- [Your instructions] Transcribe all of the records precisely as they are presented.

/---

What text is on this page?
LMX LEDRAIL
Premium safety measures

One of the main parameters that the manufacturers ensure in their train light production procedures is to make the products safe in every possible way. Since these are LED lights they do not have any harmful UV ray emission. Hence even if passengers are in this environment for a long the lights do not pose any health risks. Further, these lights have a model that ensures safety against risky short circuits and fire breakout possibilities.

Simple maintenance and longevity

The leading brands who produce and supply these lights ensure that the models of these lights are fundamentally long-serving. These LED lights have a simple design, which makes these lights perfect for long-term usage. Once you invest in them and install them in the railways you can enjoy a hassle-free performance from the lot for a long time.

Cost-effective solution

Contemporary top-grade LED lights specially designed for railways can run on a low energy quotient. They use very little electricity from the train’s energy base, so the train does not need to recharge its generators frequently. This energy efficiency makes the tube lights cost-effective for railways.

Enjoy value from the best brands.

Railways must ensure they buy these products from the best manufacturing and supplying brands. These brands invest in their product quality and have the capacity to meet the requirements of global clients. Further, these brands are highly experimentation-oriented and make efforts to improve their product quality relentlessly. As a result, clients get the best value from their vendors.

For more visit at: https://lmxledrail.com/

\---

- [Response below]
What text is on this page?
LMX LEDRAIL
Premium safety measures

One of the main parameters that the manufacturers ensure in their train light production procedures is to make the products safe in every possible way. Since these are LED lights they do not have any harmful UV ray emission. Hence even if passengers are in this environment for a long the lights do not pose any health risks. Further, these lights have a model that ensures safety against risky short circuits and fire breakout possibilities.

Simple maintenance and longevity

The leading brands who produce and supply these lights ensure that the models of these lights are fundamentally long-serving. These LED lights have a simple design, which makes these lights perfect for long-term usage. Once you invest in them and install them in the railways you can enjoy a hassle-free performance from the lot for a long time.

Cost-effective solution

Contemporary top-grade LED lights specially designed for railways can run on a low energy quotient. They use very little electricity from the train’s energy base, so the train does not need to recharge its generators frequently. This energy efficiency makes the tube lights cost-effective for railways.

Enjoy value from the best brands.

Railways must ensure they buy these products from the best manufacturing and supplying brands. These brands invest in their product quality and have the capacity to meet the requirements of global clients. Further, these brands are highly experimentation-oriented and make efforts to improve their product quality relentlessly. As a result, clients get the best value from their vendors.

For more visit at: https://lmxledrail.com/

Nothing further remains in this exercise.